**Short problem**
Write every line out verbatim and omit the pictures.

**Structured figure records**
• • • • •

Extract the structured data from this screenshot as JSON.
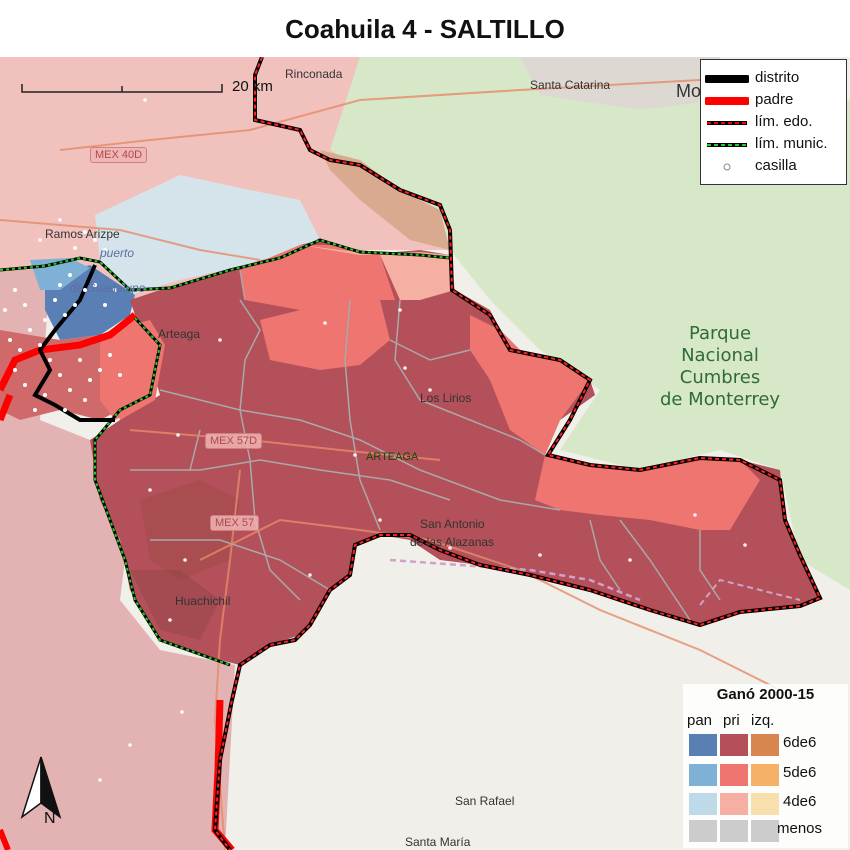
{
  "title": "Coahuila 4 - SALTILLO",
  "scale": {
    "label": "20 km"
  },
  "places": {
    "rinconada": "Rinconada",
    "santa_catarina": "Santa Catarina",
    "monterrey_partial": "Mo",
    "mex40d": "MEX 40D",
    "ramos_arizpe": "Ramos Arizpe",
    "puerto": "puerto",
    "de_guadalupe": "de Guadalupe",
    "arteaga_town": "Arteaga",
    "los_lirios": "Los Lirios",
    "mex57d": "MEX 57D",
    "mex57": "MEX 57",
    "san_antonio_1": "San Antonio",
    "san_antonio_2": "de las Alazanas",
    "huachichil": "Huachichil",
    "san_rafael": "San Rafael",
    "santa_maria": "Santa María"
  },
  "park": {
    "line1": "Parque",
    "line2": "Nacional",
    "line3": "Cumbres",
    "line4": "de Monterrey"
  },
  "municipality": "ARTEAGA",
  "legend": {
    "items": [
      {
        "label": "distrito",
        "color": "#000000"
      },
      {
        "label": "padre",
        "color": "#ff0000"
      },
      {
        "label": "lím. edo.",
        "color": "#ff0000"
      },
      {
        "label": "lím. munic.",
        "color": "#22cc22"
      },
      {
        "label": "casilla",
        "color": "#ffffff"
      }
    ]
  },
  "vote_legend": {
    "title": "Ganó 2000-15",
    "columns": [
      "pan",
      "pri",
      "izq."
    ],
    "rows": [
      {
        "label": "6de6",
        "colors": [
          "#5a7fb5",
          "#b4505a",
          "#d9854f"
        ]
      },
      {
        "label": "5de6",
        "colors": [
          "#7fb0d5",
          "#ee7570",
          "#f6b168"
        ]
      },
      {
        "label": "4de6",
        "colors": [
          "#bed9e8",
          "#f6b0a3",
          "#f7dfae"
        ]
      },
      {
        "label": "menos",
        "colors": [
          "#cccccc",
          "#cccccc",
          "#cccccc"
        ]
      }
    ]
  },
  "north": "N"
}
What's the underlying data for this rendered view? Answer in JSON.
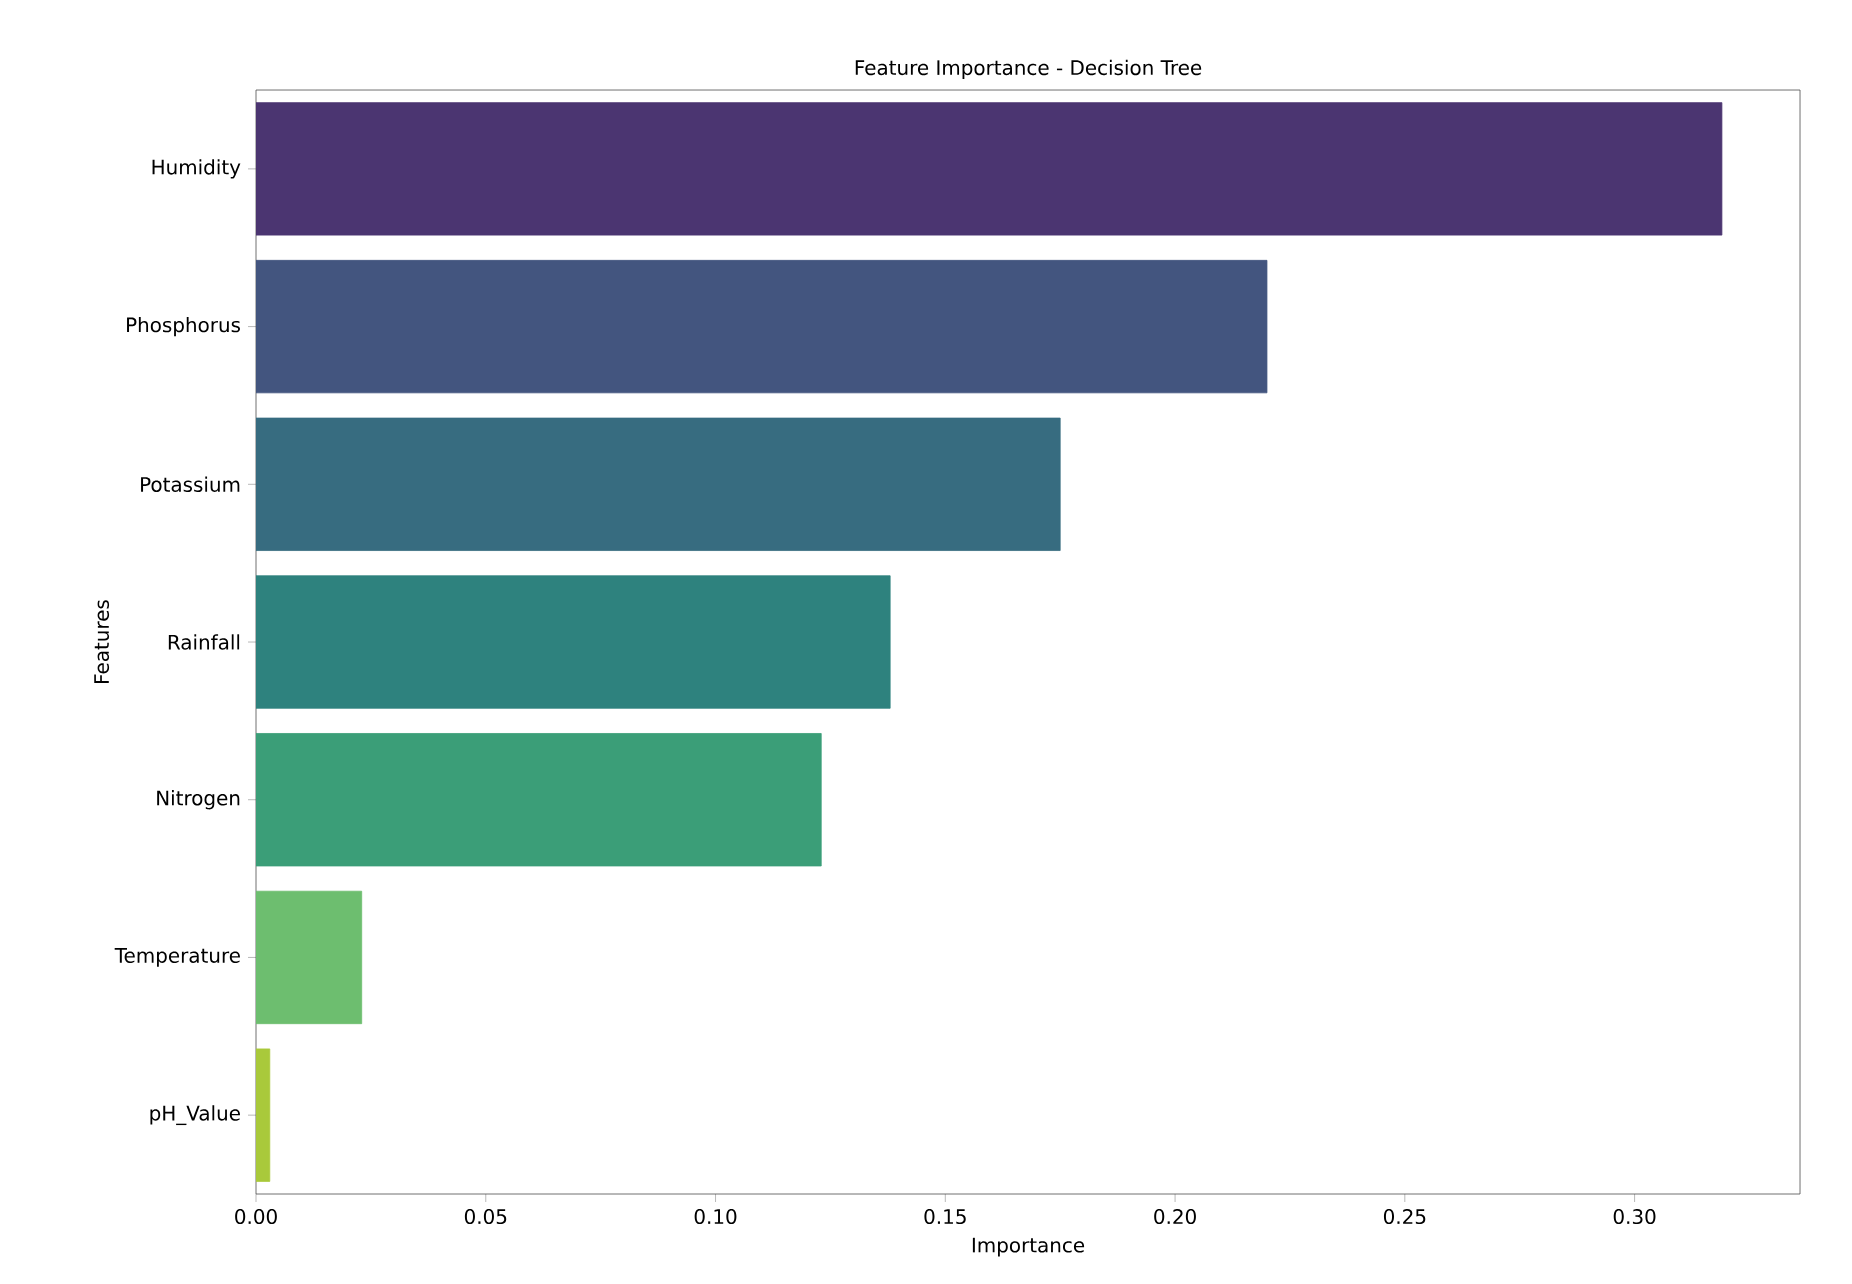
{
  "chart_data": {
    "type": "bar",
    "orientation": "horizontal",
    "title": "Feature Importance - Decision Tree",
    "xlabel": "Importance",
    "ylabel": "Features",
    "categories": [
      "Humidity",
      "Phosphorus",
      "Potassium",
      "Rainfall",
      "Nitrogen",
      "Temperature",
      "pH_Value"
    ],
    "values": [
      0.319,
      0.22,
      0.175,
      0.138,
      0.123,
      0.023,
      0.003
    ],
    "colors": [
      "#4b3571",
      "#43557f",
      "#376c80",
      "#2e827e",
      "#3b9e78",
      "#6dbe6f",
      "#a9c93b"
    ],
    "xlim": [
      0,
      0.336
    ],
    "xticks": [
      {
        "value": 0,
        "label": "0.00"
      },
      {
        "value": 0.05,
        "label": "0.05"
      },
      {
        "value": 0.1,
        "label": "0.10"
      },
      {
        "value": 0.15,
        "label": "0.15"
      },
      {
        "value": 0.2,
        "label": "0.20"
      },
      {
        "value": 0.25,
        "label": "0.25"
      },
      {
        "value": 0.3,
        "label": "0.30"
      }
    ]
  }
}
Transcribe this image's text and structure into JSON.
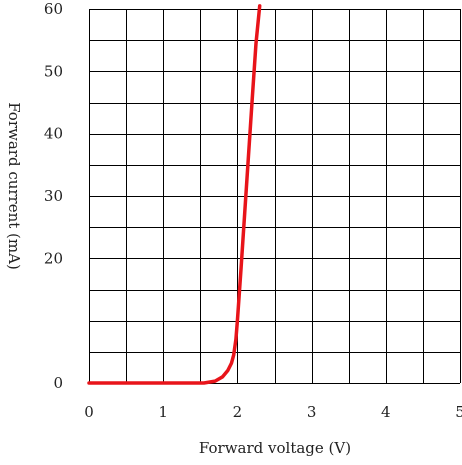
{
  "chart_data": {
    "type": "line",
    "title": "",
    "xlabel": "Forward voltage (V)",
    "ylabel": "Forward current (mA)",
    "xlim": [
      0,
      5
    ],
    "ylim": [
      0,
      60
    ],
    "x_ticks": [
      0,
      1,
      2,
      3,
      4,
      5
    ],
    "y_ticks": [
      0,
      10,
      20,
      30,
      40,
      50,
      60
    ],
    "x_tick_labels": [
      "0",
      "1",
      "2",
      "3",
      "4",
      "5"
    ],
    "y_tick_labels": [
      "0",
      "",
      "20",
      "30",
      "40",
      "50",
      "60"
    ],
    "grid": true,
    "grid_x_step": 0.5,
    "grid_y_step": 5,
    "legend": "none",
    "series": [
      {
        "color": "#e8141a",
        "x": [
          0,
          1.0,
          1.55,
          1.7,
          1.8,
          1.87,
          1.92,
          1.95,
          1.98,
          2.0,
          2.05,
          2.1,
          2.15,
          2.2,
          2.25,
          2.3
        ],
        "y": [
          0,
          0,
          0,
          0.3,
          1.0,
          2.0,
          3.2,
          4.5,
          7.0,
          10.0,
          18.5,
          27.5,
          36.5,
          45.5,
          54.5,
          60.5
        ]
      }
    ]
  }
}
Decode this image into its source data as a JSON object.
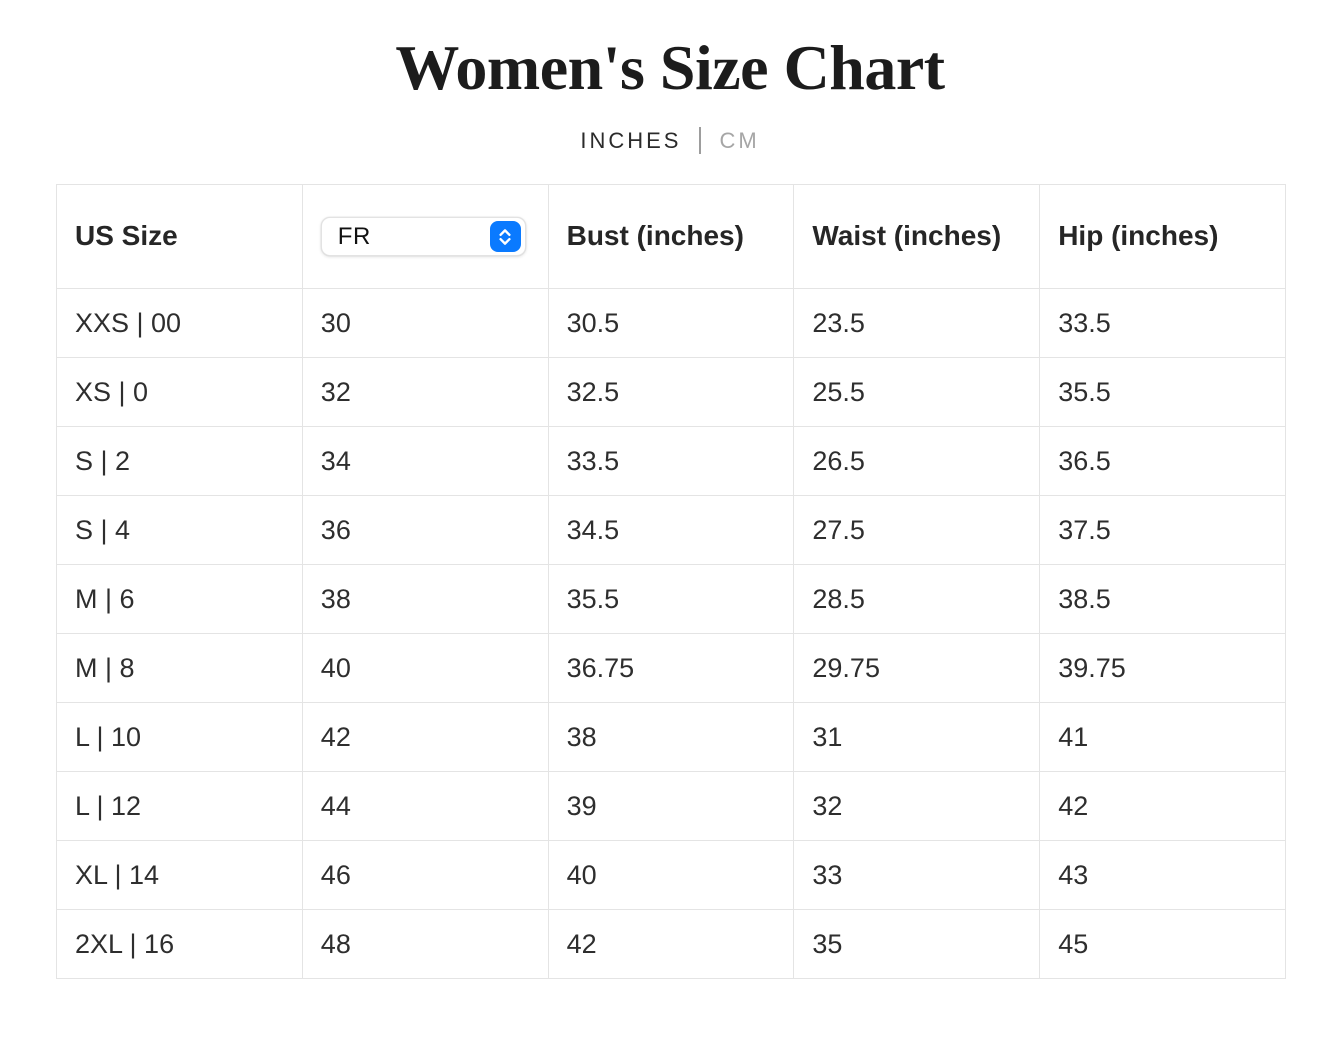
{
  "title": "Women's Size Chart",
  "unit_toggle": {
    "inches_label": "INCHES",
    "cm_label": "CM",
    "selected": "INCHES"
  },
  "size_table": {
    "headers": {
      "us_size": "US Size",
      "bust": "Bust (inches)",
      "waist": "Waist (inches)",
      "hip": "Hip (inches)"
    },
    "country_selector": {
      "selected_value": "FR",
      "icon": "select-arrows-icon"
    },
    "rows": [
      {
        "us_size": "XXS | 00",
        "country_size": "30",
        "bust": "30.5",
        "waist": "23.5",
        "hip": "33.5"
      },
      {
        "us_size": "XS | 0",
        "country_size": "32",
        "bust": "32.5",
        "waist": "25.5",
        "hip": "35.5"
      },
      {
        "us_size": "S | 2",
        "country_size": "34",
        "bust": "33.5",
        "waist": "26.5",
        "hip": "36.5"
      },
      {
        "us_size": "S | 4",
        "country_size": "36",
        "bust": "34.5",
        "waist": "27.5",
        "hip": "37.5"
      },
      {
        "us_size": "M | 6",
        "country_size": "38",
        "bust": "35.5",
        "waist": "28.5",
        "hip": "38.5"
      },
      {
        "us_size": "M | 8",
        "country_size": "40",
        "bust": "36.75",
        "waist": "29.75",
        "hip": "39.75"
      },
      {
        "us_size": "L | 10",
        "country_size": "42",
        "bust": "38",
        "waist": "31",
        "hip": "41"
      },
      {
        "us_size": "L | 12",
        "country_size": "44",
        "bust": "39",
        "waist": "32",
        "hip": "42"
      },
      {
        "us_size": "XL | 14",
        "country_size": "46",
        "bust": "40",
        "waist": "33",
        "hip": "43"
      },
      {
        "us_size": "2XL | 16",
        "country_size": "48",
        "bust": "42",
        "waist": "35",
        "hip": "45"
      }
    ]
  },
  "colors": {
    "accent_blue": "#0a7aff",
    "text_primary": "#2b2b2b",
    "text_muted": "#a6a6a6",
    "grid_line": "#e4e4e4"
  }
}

• • • • •

**Task solution**
Extract the structured data from this screenshot as JSON.
{
  "title": "Coahuila 4 - SALTILLO",
  "scale": {
    "label": "20 km"
  },
  "places": {
    "rinconada": "Rinconada",
    "santa_catarina": "Santa Catarina",
    "monterrey_partial": "Mo",
    "mex40d": "MEX 40D",
    "ramos_arizpe": "Ramos Arizpe",
    "puerto": "puerto",
    "de_guadalupe": "de Guadalupe",
    "arteaga_town": "Arteaga",
    "los_lirios": "Los Lirios",
    "mex57d": "MEX 57D",
    "mex57": "MEX 57",
    "san_antonio_1": "San Antonio",
    "san_antonio_2": "de las Alazanas",
    "huachichil": "Huachichil",
    "san_rafael": "San Rafael",
    "santa_maria": "Santa María"
  },
  "park": {
    "line1": "Parque",
    "line2": "Nacional",
    "line3": "Cumbres",
    "line4": "de Monterrey"
  },
  "municipality": "ARTEAGA",
  "legend": {
    "items": [
      {
        "label": "distrito",
        "color": "#000000"
      },
      {
        "label": "padre",
        "color": "#ff0000"
      },
      {
        "label": "lím. edo.",
        "color": "#ff0000"
      },
      {
        "label": "lím. munic.",
        "color": "#22cc22"
      },
      {
        "label": "casilla",
        "color": "#ffffff"
      }
    ]
  },
  "vote_legend": {
    "title": "Ganó 2000-15",
    "columns": [
      "pan",
      "pri",
      "izq."
    ],
    "rows": [
      {
        "label": "6de6",
        "colors": [
          "#5a7fb5",
          "#b4505a",
          "#d9854f"
        ]
      },
      {
        "label": "5de6",
        "colors": [
          "#7fb0d5",
          "#ee7570",
          "#f6b168"
        ]
      },
      {
        "label": "4de6",
        "colors": [
          "#bed9e8",
          "#f6b0a3",
          "#f7dfae"
        ]
      },
      {
        "label": "menos",
        "colors": [
          "#cccccc",
          "#cccccc",
          "#cccccc"
        ]
      }
    ]
  },
  "north": "N"
}
What's the underlying data for this rendered view? Answer in JSON.
{
  "chart_data": {
    "type": "bar",
    "orientation": "horizontal",
    "title": "Feature Importance - Decision Tree",
    "xlabel": "Importance",
    "ylabel": "Features",
    "categories": [
      "Humidity",
      "Phosphorus",
      "Potassium",
      "Rainfall",
      "Nitrogen",
      "Temperature",
      "pH_Value"
    ],
    "values": [
      0.319,
      0.22,
      0.175,
      0.138,
      0.123,
      0.023,
      0.003
    ],
    "colors": [
      "#4b3571",
      "#43557f",
      "#376c80",
      "#2e827e",
      "#3b9e78",
      "#6dbe6f",
      "#a9c93b"
    ],
    "xlim": [
      0,
      0.336
    ],
    "xticks": [
      {
        "value": 0,
        "label": "0.00"
      },
      {
        "value": 0.05,
        "label": "0.05"
      },
      {
        "value": 0.1,
        "label": "0.10"
      },
      {
        "value": 0.15,
        "label": "0.15"
      },
      {
        "value": 0.2,
        "label": "0.20"
      },
      {
        "value": 0.25,
        "label": "0.25"
      },
      {
        "value": 0.3,
        "label": "0.30"
      }
    ]
  }
}
Transcribe this image's text and structure into JSON.
{
  "chart_data": {
    "type": "line",
    "title": "",
    "xlabel": "Forward voltage (V)",
    "ylabel": "Forward current (mA)",
    "xlim": [
      0,
      5
    ],
    "ylim": [
      0,
      60
    ],
    "x_ticks": [
      0,
      1,
      2,
      3,
      4,
      5
    ],
    "y_ticks": [
      0,
      10,
      20,
      30,
      40,
      50,
      60
    ],
    "x_tick_labels": [
      "0",
      "1",
      "2",
      "3",
      "4",
      "5"
    ],
    "y_tick_labels": [
      "0",
      "",
      "20",
      "30",
      "40",
      "50",
      "60"
    ],
    "grid": true,
    "grid_x_step": 0.5,
    "grid_y_step": 5,
    "legend": "none",
    "series": [
      {
        "color": "#e8141a",
        "x": [
          0,
          1.0,
          1.55,
          1.7,
          1.8,
          1.87,
          1.92,
          1.95,
          1.98,
          2.0,
          2.05,
          2.1,
          2.15,
          2.2,
          2.25,
          2.3
        ],
        "y": [
          0,
          0,
          0,
          0.3,
          1.0,
          2.0,
          3.2,
          4.5,
          7.0,
          10.0,
          18.5,
          27.5,
          36.5,
          45.5,
          54.5,
          60.5
        ]
      }
    ]
  }
}
Decode this image into its source data as a JSON object.
{
  "title": "Women's Size Chart",
  "unit_toggle": {
    "inches_label": "INCHES",
    "cm_label": "CM",
    "selected": "INCHES"
  },
  "size_table": {
    "headers": {
      "us_size": "US Size",
      "bust": "Bust (inches)",
      "waist": "Waist (inches)",
      "hip": "Hip (inches)"
    },
    "country_selector": {
      "selected_value": "FR",
      "icon": "select-arrows-icon"
    },
    "rows": [
      {
        "us_size": "XXS | 00",
        "country_size": "30",
        "bust": "30.5",
        "waist": "23.5",
        "hip": "33.5"
      },
      {
        "us_size": "XS | 0",
        "country_size": "32",
        "bust": "32.5",
        "waist": "25.5",
        "hip": "35.5"
      },
      {
        "us_size": "S | 2",
        "country_size": "34",
        "bust": "33.5",
        "waist": "26.5",
        "hip": "36.5"
      },
      {
        "us_size": "S | 4",
        "country_size": "36",
        "bust": "34.5",
        "waist": "27.5",
        "hip": "37.5"
      },
      {
        "us_size": "M | 6",
        "country_size": "38",
        "bust": "35.5",
        "waist": "28.5",
        "hip": "38.5"
      },
      {
        "us_size": "M | 8",
        "country_size": "40",
        "bust": "36.75",
        "waist": "29.75",
        "hip": "39.75"
      },
      {
        "us_size": "L | 10",
        "country_size": "42",
        "bust": "38",
        "waist": "31",
        "hip": "41"
      },
      {
        "us_size": "L | 12",
        "country_size": "44",
        "bust": "39",
        "waist": "32",
        "hip": "42"
      },
      {
        "us_size": "XL | 14",
        "country_size": "46",
        "bust": "40",
        "waist": "33",
        "hip": "43"
      },
      {
        "us_size": "2XL | 16",
        "country_size": "48",
        "bust": "42",
        "waist": "35",
        "hip": "45"
      }
    ]
  },
  "colors": {
    "accent_blue": "#0a7aff",
    "text_primary": "#2b2b2b",
    "text_muted": "#a6a6a6",
    "grid_line": "#e4e4e4"
  }
}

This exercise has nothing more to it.